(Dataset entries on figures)
— START —
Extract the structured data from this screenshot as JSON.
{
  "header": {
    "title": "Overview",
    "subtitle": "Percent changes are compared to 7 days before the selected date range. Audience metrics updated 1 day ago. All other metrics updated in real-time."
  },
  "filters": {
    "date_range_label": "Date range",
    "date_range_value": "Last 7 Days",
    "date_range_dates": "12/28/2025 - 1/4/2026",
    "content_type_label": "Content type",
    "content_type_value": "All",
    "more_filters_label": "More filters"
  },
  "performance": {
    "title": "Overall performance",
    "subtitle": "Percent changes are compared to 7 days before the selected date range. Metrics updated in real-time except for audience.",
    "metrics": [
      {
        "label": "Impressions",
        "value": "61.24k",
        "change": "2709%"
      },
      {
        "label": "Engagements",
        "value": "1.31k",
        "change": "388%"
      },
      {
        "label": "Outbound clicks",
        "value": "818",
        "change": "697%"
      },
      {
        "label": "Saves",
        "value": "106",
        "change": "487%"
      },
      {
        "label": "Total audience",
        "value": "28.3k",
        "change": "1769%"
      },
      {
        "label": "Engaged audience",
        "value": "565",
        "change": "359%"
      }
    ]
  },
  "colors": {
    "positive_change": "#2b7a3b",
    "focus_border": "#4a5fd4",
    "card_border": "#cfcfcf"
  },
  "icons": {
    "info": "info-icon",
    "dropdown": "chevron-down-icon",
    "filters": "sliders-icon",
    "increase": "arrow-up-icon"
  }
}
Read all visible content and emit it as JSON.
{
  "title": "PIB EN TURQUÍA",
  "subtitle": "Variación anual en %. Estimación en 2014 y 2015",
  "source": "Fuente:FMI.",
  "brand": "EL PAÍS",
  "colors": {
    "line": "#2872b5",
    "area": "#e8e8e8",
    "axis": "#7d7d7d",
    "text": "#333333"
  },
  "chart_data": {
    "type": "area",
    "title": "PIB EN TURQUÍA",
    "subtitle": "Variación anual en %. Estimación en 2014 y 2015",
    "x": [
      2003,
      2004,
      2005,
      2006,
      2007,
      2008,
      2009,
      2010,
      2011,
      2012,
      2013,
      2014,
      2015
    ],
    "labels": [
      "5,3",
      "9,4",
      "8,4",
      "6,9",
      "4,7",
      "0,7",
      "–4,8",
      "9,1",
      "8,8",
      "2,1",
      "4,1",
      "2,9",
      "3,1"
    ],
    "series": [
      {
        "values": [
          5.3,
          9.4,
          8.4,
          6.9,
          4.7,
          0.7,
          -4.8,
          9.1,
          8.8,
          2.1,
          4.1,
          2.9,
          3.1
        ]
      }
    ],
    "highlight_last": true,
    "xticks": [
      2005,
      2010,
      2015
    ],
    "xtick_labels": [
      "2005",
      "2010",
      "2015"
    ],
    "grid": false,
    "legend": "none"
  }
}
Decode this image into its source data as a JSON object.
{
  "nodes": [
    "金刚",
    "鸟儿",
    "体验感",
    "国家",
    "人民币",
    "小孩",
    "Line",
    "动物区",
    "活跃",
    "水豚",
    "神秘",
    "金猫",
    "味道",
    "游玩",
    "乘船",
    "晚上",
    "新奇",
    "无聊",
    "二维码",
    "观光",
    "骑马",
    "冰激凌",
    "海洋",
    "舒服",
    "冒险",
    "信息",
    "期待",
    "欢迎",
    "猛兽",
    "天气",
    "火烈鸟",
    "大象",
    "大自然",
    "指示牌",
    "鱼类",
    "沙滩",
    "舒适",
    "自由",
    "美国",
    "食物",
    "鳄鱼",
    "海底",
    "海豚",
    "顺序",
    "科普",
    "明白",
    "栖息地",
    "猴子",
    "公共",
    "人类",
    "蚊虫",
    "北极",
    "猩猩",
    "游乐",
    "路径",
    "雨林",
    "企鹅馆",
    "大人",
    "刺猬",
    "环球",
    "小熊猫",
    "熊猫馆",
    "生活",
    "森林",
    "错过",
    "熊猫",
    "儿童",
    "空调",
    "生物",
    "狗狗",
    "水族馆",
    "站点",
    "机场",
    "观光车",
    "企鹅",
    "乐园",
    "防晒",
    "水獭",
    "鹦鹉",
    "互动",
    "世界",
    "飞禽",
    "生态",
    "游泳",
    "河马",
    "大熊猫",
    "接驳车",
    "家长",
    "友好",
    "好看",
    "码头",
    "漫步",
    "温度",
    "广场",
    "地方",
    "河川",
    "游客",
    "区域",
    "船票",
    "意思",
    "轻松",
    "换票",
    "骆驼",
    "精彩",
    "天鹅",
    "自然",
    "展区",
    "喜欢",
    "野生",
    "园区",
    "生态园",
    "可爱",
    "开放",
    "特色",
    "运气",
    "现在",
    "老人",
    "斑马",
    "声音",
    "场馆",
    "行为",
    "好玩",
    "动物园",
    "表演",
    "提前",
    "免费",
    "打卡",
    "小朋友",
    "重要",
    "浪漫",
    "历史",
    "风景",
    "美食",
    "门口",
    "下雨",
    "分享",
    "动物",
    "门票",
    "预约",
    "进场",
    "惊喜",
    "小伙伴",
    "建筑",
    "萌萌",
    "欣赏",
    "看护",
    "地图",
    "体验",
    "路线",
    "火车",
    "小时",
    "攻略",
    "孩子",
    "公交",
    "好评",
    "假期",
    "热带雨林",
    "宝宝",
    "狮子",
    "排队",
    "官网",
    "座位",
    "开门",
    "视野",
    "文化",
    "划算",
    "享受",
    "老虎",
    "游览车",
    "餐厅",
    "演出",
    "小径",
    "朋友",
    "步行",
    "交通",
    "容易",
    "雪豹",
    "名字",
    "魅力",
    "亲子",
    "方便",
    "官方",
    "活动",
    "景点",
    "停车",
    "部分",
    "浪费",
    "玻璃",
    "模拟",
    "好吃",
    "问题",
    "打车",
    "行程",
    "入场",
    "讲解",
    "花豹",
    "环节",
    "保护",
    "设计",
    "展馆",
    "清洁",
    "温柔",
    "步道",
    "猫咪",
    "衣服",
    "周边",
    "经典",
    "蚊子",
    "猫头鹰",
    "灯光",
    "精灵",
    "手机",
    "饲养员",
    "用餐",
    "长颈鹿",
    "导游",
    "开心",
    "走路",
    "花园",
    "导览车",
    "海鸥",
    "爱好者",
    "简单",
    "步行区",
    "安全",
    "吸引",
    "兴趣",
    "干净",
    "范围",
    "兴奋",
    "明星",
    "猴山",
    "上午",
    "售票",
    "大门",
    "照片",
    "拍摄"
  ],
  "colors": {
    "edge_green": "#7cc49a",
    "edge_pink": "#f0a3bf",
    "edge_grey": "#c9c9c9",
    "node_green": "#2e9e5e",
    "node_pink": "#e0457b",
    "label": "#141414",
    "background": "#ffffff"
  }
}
— END —
Task prompt - Go through the entries above and pull out each line with "real" in it.

Task result -
    "subtitle": "Percent changes are compared to 7 days before the selected date range. Audience metrics updated 1 day ago. All other metrics updated in real-time."
    "subtitle": "Percent changes are compared to 7 days before the selected date range. Metrics updated in real-time except for audience.",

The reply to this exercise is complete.